Start

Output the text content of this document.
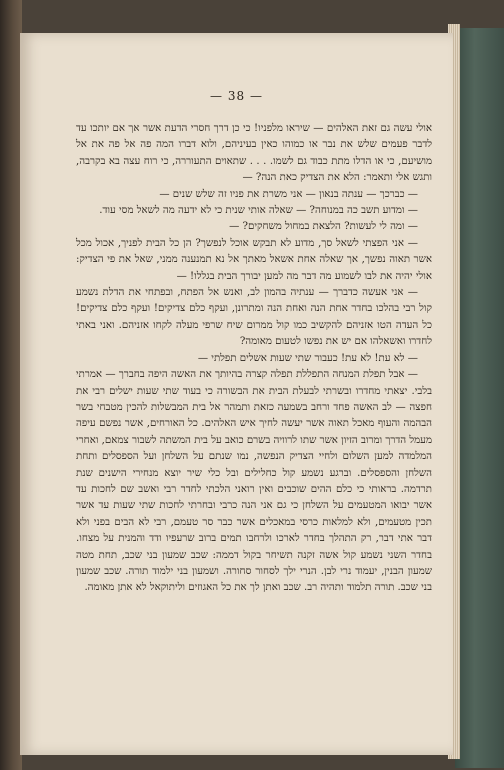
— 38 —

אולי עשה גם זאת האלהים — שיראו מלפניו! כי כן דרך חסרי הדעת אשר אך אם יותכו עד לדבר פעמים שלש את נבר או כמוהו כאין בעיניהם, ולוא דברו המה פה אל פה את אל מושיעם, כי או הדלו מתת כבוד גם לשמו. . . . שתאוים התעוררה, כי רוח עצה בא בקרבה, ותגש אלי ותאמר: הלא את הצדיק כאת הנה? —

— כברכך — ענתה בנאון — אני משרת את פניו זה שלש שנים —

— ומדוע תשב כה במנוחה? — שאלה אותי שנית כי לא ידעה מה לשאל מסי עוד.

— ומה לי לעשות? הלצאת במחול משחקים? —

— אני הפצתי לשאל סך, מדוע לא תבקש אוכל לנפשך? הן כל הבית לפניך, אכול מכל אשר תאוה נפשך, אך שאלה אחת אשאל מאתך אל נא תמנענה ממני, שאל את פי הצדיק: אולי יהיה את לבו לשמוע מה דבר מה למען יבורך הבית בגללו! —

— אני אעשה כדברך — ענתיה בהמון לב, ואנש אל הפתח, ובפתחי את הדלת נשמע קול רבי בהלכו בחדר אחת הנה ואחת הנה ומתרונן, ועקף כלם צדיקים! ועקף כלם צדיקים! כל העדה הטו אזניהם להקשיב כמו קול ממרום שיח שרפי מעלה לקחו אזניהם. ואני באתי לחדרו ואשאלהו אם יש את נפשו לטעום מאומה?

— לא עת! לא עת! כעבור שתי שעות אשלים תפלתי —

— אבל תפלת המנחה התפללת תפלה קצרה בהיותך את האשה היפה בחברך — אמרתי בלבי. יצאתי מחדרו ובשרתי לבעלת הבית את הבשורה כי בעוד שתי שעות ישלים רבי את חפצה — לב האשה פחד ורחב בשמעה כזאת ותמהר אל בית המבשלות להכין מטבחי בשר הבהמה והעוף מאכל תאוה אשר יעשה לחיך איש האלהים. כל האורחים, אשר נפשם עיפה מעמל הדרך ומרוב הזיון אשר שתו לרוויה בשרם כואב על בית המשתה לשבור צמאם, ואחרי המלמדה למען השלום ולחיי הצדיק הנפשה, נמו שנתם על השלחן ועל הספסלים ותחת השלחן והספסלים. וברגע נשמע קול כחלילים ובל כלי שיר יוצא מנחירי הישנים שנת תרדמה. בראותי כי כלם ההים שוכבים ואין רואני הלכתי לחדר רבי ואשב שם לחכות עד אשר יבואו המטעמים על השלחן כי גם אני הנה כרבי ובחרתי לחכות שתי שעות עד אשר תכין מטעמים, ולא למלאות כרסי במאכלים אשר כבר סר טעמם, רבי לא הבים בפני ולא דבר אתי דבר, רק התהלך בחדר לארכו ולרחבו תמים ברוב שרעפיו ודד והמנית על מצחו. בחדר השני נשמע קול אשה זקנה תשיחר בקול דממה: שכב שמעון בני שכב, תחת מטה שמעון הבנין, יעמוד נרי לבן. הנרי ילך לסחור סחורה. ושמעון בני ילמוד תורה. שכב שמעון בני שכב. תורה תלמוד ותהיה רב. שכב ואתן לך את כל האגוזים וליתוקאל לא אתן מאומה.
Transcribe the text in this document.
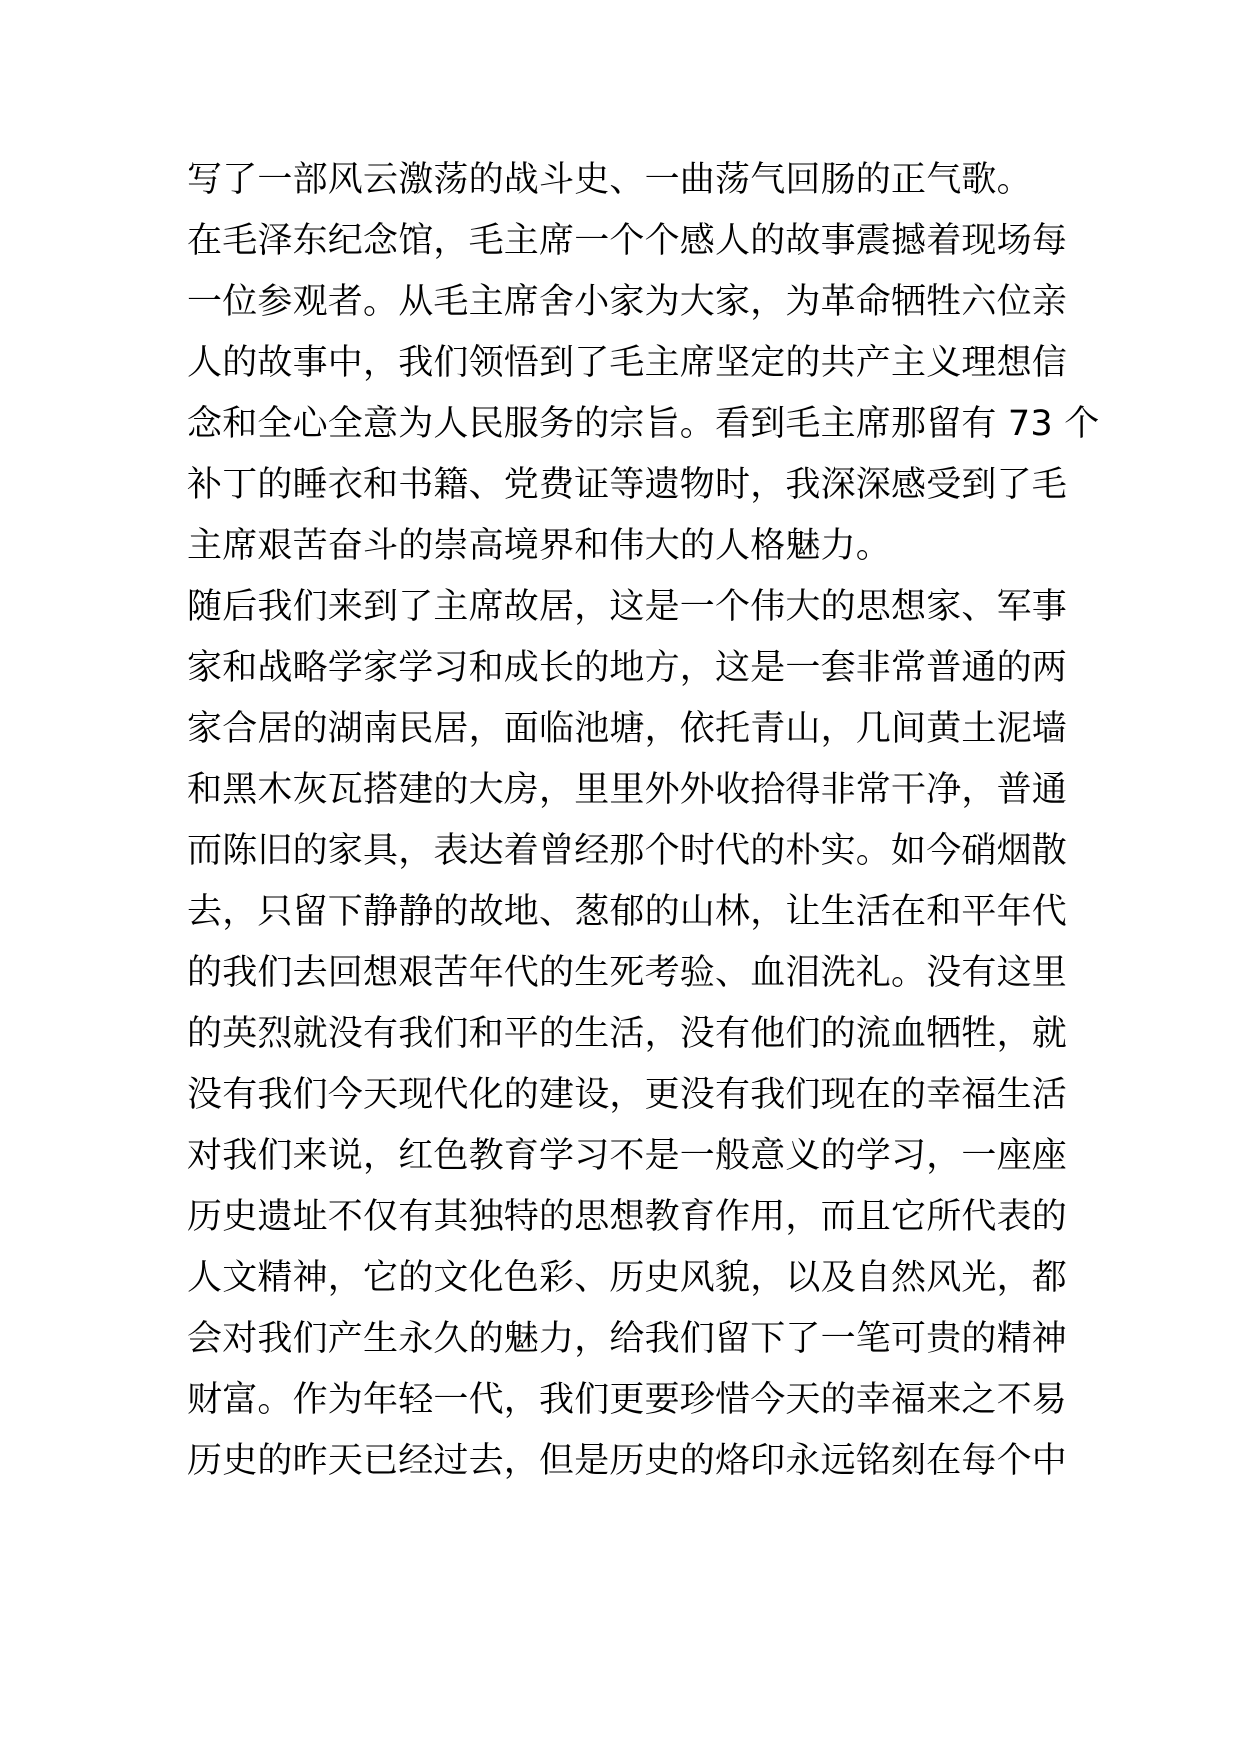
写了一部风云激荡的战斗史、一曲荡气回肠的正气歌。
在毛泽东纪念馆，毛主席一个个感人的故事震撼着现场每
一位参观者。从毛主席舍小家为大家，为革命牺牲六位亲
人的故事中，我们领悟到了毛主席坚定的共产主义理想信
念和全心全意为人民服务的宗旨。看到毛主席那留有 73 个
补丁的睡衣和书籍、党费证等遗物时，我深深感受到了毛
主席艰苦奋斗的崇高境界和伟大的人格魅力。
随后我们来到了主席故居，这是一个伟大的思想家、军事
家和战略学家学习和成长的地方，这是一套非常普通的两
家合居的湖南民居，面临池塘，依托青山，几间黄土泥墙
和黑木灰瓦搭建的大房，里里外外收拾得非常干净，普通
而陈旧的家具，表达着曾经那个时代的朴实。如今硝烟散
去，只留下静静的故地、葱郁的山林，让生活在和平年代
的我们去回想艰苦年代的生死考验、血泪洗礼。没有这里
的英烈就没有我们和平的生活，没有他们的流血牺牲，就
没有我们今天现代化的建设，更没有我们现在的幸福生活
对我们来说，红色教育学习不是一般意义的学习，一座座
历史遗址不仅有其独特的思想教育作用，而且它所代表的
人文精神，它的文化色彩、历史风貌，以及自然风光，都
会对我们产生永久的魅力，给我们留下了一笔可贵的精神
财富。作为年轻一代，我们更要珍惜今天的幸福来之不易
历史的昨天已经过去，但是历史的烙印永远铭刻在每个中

End

GIVEN REQUEST> Exclude all images and restate the records above word for word.

SOLUTION>
Output the text content of this document.
— 38 —

אולי עשה גם זאת האלהים — שיראו מלפניו! כי כן דרך חסרי הדעת אשר אך אם יותכו עד לדבר פעמים שלש את נבר או כמוהו כאין בעיניהם, ולוא דברו המה פה אל פה את אל מושיעם, כי או הדלו מתת כבוד גם לשמו. . . . שתאוים התעוררה, כי רוח עצה בא בקרבה, ותגש אלי ותאמר: הלא את הצדיק כאת הנה? —

— כברכך — ענתה בנאון — אני משרת את פניו זה שלש שנים —

— ומדוע תשב כה במנוחה? — שאלה אותי שנית כי לא ידעה מה לשאל מסי עוד.

— ומה לי לעשות? הלצאת במחול משחקים? —

— אני הפצתי לשאל סך, מדוע לא תבקש אוכל לנפשך? הן כל הבית לפניך, אכול מכל אשר תאוה נפשך, אך שאלה אחת אשאל מאתך אל נא תמנענה ממני, שאל את פי הצדיק: אולי יהיה את לבו לשמוע מה דבר מה למען יבורך הבית בגללו! —

— אני אעשה כדברך — ענתיה בהמון לב, ואנש אל הפתח, ובפתחי את הדלת נשמע קול רבי בהלכו בחדר אחת הנה ואחת הנה ומתרונן, ועקף כלם צדיקים! ועקף כלם צדיקים! כל העדה הטו אזניהם להקשיב כמו קול ממרום שיח שרפי מעלה לקחו אזניהם. ואני באתי לחדרו ואשאלהו אם יש את נפשו לטעום מאומה?

— לא עת! לא עת! כעבור שתי שעות אשלים תפלתי —

— אבל תפלת המנחה התפללת תפלה קצרה בהיותך את האשה היפה בחברך — אמרתי בלבי. יצאתי מחדרו ובשרתי לבעלת הבית את הבשורה כי בעוד שתי שעות ישלים רבי את חפצה — לב האשה פחד ורחב בשמעה כזאת ותמהר אל בית המבשלות להכין מטבחי בשר הבהמה והעוף מאכל תאוה אשר יעשה לחיך איש האלהים. כל האורחים, אשר נפשם עיפה מעמל הדרך ומרוב הזיון אשר שתו לרוויה בשרם כואב על בית המשתה לשבור צמאם, ואחרי המלמדה למען השלום ולחיי הצדיק הנפשה, נמו שנתם על השלחן ועל הספסלים ותחת השלחן והספסלים. וברגע נשמע קול כחלילים ובל כלי שיר יוצא מנחירי הישנים שנת תרדמה. בראותי כי כלם ההים שוכבים ואין רואני הלכתי לחדר רבי ואשב שם לחכות עד אשר יבואו המטעמים על השלחן כי גם אני הנה כרבי ובחרתי לחכות שתי שעות עד אשר תכין מטעמים, ולא למלאות כרסי במאכלים אשר כבר סר טעמם, רבי לא הבים בפני ולא דבר אתי דבר, רק התהלך בחדר לארכו ולרחבו תמים ברוב שרעפיו ודד והמנית על מצחו. בחדר השני נשמע קול אשה זקנה תשיחר בקול דממה: שכב שמעון בני שכב, תחת מטה שמעון הבנין, יעמוד נרי לבן. הנרי ילך לסחור סחורה. ושמעון בני ילמוד תורה. שכב שמעון בני שכב. תורה תלמוד ותהיה רב. שכב ואתן לך את כל האגוזים וליתוקאל לא אתן מאומה.
Transcribe the text in this document.
写了一部风云激荡的战斗史、一曲荡气回肠的正气歌。
在毛泽东纪念馆，毛主席一个个感人的故事震撼着现场每
一位参观者。从毛主席舍小家为大家，为革命牺牲六位亲
人的故事中，我们领悟到了毛主席坚定的共产主义理想信
念和全心全意为人民服务的宗旨。看到毛主席那留有 73 个
补丁的睡衣和书籍、党费证等遗物时，我深深感受到了毛
主席艰苦奋斗的崇高境界和伟大的人格魅力。
随后我们来到了主席故居，这是一个伟大的思想家、军事
家和战略学家学习和成长的地方，这是一套非常普通的两
家合居的湖南民居，面临池塘，依托青山，几间黄土泥墙
和黑木灰瓦搭建的大房，里里外外收拾得非常干净，普通
而陈旧的家具，表达着曾经那个时代的朴实。如今硝烟散
去，只留下静静的故地、葱郁的山林，让生活在和平年代
的我们去回想艰苦年代的生死考验、血泪洗礼。没有这里
的英烈就没有我们和平的生活，没有他们的流血牺牲，就
没有我们今天现代化的建设，更没有我们现在的幸福生活
对我们来说，红色教育学习不是一般意义的学习，一座座
历史遗址不仅有其独特的思想教育作用，而且它所代表的
人文精神，它的文化色彩、历史风貌，以及自然风光，都
会对我们产生永久的魅力，给我们留下了一笔可贵的精神
财富。作为年轻一代，我们更要珍惜今天的幸福来之不易
历史的昨天已经过去，但是历史的烙印永远铭刻在每个中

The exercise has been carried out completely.